* Supplied material

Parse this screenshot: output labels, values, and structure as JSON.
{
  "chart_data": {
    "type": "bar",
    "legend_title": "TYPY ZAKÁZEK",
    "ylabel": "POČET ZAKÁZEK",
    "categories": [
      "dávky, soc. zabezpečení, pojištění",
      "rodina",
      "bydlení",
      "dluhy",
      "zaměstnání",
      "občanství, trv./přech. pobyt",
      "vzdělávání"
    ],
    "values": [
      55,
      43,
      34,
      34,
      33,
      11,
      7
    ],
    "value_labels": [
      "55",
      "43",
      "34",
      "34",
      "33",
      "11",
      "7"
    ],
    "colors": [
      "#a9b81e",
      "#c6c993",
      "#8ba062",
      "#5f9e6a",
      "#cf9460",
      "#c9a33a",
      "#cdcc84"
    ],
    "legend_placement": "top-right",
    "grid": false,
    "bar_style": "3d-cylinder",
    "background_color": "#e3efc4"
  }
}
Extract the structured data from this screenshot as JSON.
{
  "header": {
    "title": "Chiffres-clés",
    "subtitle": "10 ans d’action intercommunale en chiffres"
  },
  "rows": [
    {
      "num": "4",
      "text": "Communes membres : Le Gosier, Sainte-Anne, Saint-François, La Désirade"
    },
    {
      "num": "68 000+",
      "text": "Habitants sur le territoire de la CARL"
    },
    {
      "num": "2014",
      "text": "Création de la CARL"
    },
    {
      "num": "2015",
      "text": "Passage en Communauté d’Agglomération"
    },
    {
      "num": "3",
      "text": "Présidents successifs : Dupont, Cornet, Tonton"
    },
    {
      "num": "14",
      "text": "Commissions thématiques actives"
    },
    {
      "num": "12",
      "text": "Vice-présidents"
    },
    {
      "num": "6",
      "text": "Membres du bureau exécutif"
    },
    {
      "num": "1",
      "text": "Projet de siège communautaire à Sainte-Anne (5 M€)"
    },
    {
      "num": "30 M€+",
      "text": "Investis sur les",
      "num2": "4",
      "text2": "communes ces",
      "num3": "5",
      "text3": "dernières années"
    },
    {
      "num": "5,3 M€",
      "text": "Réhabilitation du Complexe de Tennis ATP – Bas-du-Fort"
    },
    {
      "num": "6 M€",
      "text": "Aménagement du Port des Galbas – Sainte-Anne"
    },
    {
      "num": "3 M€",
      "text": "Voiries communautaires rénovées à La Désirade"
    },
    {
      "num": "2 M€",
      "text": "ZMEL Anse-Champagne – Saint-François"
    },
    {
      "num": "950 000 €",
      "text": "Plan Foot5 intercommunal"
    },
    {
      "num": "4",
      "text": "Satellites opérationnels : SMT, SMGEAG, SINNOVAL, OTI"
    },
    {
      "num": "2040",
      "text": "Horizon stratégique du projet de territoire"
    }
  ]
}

* Aim of the task
Search the listing for the word "this". Copy every line in which it occurs.

* Exercise output
Parse this screenshot: output labels, values, and structure as JSON.
Extract the structured data from this screenshot as JSON.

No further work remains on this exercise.